• RAW DATA

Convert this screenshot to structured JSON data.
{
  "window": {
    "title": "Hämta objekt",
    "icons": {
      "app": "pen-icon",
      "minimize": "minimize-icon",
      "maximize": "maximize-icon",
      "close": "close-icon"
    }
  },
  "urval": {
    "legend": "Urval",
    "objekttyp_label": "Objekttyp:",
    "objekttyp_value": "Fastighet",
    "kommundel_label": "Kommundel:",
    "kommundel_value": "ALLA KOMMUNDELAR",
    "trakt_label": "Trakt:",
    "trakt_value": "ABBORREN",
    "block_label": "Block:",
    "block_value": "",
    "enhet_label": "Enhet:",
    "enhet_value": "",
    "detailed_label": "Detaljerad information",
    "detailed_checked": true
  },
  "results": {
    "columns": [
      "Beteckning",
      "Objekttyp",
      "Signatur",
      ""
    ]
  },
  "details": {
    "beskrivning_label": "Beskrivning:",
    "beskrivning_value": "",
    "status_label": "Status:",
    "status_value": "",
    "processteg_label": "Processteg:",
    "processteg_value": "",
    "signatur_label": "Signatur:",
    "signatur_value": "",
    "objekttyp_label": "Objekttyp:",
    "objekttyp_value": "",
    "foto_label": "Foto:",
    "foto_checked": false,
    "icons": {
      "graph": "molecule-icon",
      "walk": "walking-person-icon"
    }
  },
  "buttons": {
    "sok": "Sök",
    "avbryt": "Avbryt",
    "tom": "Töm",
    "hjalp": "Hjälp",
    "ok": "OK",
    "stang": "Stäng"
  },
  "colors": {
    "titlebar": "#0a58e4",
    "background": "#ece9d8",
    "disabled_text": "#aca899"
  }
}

• EXERCISE
Recopy the whole listing exactly.

• THE ANSWER
Convert this screenshot to structured JSON data.
{
  "window": {
    "title": "Hämta objekt",
    "icons": {
      "app": "pen-icon",
      "minimize": "minimize-icon",
      "maximize": "maximize-icon",
      "close": "close-icon"
    }
  },
  "urval": {
    "legend": "Urval",
    "objekttyp_label": "Objekttyp:",
    "objekttyp_value": "Fastighet",
    "kommundel_label": "Kommundel:",
    "kommundel_value": "ALLA KOMMUNDELAR",
    "trakt_label": "Trakt:",
    "trakt_value": "ABBORREN",
    "block_label": "Block:",
    "block_value": "",
    "enhet_label": "Enhet:",
    "enhet_value": "",
    "detailed_label": "Detaljerad information",
    "detailed_checked": true
  },
  "results": {
    "columns": [
      "Beteckning",
      "Objekttyp",
      "Signatur",
      ""
    ]
  },
  "details": {
    "beskrivning_label": "Beskrivning:",
    "beskrivning_value": "",
    "status_label": "Status:",
    "status_value": "",
    "processteg_label": "Processteg:",
    "processteg_value": "",
    "signatur_label": "Signatur:",
    "signatur_value": "",
    "objekttyp_label": "Objekttyp:",
    "objekttyp_value": "",
    "foto_label": "Foto:",
    "foto_checked": false,
    "icons": {
      "graph": "molecule-icon",
      "walk": "walking-person-icon"
    }
  },
  "buttons": {
    "sok": "Sök",
    "avbryt": "Avbryt",
    "tom": "Töm",
    "hjalp": "Hjälp",
    "ok": "OK",
    "stang": "Stäng"
  },
  "colors": {
    "titlebar": "#0a58e4",
    "background": "#ece9d8",
    "disabled_text": "#aca899"
  }
}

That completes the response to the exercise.